■ INPUT FOR THIS TASK
* * *

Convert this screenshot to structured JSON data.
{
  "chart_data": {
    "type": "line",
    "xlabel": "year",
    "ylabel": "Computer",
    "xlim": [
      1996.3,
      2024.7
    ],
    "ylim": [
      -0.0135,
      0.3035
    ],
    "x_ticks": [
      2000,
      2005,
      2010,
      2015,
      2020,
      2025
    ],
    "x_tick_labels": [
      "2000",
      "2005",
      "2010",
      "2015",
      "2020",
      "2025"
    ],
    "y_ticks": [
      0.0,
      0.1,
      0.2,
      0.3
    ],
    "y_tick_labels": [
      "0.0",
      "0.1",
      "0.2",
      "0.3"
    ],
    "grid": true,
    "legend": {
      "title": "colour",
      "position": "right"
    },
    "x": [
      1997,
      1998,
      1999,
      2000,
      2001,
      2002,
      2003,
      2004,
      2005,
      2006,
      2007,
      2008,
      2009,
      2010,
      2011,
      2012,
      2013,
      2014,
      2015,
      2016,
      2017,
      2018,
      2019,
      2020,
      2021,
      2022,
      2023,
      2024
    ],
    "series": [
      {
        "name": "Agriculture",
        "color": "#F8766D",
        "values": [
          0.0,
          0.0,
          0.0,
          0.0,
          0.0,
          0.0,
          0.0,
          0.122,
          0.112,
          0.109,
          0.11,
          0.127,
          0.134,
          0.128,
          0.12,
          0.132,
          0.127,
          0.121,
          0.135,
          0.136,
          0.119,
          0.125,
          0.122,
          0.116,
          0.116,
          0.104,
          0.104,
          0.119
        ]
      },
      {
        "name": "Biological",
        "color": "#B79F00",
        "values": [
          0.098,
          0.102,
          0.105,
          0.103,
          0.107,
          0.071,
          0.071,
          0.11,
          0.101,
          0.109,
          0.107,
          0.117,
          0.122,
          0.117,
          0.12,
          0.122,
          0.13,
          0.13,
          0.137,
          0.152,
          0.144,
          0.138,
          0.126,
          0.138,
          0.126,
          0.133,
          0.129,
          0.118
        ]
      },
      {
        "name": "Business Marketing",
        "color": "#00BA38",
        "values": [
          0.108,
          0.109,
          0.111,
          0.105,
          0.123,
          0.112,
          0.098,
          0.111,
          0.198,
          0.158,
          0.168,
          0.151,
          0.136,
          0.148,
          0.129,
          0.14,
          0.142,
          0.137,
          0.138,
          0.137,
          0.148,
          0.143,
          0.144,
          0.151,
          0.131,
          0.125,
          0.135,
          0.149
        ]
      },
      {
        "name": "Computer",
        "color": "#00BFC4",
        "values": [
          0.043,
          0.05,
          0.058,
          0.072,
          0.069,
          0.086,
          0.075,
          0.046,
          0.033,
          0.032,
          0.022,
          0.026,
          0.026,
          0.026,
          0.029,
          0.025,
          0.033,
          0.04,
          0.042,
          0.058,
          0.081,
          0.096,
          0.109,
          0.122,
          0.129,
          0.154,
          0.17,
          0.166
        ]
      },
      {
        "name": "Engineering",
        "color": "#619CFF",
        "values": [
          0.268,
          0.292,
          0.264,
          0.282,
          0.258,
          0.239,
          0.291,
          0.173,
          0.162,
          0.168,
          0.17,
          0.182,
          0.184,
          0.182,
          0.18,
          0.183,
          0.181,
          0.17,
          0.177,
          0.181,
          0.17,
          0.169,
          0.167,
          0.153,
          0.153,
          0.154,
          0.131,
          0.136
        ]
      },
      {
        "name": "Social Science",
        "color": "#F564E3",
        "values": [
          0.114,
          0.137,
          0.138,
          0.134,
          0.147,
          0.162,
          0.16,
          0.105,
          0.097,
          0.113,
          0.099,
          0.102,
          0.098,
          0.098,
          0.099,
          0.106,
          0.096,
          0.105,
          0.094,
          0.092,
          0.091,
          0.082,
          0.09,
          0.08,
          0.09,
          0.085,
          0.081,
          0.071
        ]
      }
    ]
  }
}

* * *

Copy out each record exactly as given, omitting none.

■ COMPLETE RESPONSE
Convert this screenshot to structured JSON data.
{
  "chart_data": {
    "type": "line",
    "xlabel": "year",
    "ylabel": "Computer",
    "xlim": [
      1996.3,
      2024.7
    ],
    "ylim": [
      -0.0135,
      0.3035
    ],
    "x_ticks": [
      2000,
      2005,
      2010,
      2015,
      2020,
      2025
    ],
    "x_tick_labels": [
      "2000",
      "2005",
      "2010",
      "2015",
      "2020",
      "2025"
    ],
    "y_ticks": [
      0.0,
      0.1,
      0.2,
      0.3
    ],
    "y_tick_labels": [
      "0.0",
      "0.1",
      "0.2",
      "0.3"
    ],
    "grid": true,
    "legend": {
      "title": "colour",
      "position": "right"
    },
    "x": [
      1997,
      1998,
      1999,
      2000,
      2001,
      2002,
      2003,
      2004,
      2005,
      2006,
      2007,
      2008,
      2009,
      2010,
      2011,
      2012,
      2013,
      2014,
      2015,
      2016,
      2017,
      2018,
      2019,
      2020,
      2021,
      2022,
      2023,
      2024
    ],
    "series": [
      {
        "name": "Agriculture",
        "color": "#F8766D",
        "values": [
          0.0,
          0.0,
          0.0,
          0.0,
          0.0,
          0.0,
          0.0,
          0.122,
          0.112,
          0.109,
          0.11,
          0.127,
          0.134,
          0.128,
          0.12,
          0.132,
          0.127,
          0.121,
          0.135,
          0.136,
          0.119,
          0.125,
          0.122,
          0.116,
          0.116,
          0.104,
          0.104,
          0.119
        ]
      },
      {
        "name": "Biological",
        "color": "#B79F00",
        "values": [
          0.098,
          0.102,
          0.105,
          0.103,
          0.107,
          0.071,
          0.071,
          0.11,
          0.101,
          0.109,
          0.107,
          0.117,
          0.122,
          0.117,
          0.12,
          0.122,
          0.13,
          0.13,
          0.137,
          0.152,
          0.144,
          0.138,
          0.126,
          0.138,
          0.126,
          0.133,
          0.129,
          0.118
        ]
      },
      {
        "name": "Business Marketing",
        "color": "#00BA38",
        "values": [
          0.108,
          0.109,
          0.111,
          0.105,
          0.123,
          0.112,
          0.098,
          0.111,
          0.198,
          0.158,
          0.168,
          0.151,
          0.136,
          0.148,
          0.129,
          0.14,
          0.142,
          0.137,
          0.138,
          0.137,
          0.148,
          0.143,
          0.144,
          0.151,
          0.131,
          0.125,
          0.135,
          0.149
        ]
      },
      {
        "name": "Computer",
        "color": "#00BFC4",
        "values": [
          0.043,
          0.05,
          0.058,
          0.072,
          0.069,
          0.086,
          0.075,
          0.046,
          0.033,
          0.032,
          0.022,
          0.026,
          0.026,
          0.026,
          0.029,
          0.025,
          0.033,
          0.04,
          0.042,
          0.058,
          0.081,
          0.096,
          0.109,
          0.122,
          0.129,
          0.154,
          0.17,
          0.166
        ]
      },
      {
        "name": "Engineering",
        "color": "#619CFF",
        "values": [
          0.268,
          0.292,
          0.264,
          0.282,
          0.258,
          0.239,
          0.291,
          0.173,
          0.162,
          0.168,
          0.17,
          0.182,
          0.184,
          0.182,
          0.18,
          0.183,
          0.181,
          0.17,
          0.177,
          0.181,
          0.17,
          0.169,
          0.167,
          0.153,
          0.153,
          0.154,
          0.131,
          0.136
        ]
      },
      {
        "name": "Social Science",
        "color": "#F564E3",
        "values": [
          0.114,
          0.137,
          0.138,
          0.134,
          0.147,
          0.162,
          0.16,
          0.105,
          0.097,
          0.113,
          0.099,
          0.102,
          0.098,
          0.098,
          0.099,
          0.106,
          0.096,
          0.105,
          0.094,
          0.092,
          0.091,
          0.082,
          0.09,
          0.08,
          0.09,
          0.085,
          0.081,
          0.071
        ]
      }
    ]
  }
}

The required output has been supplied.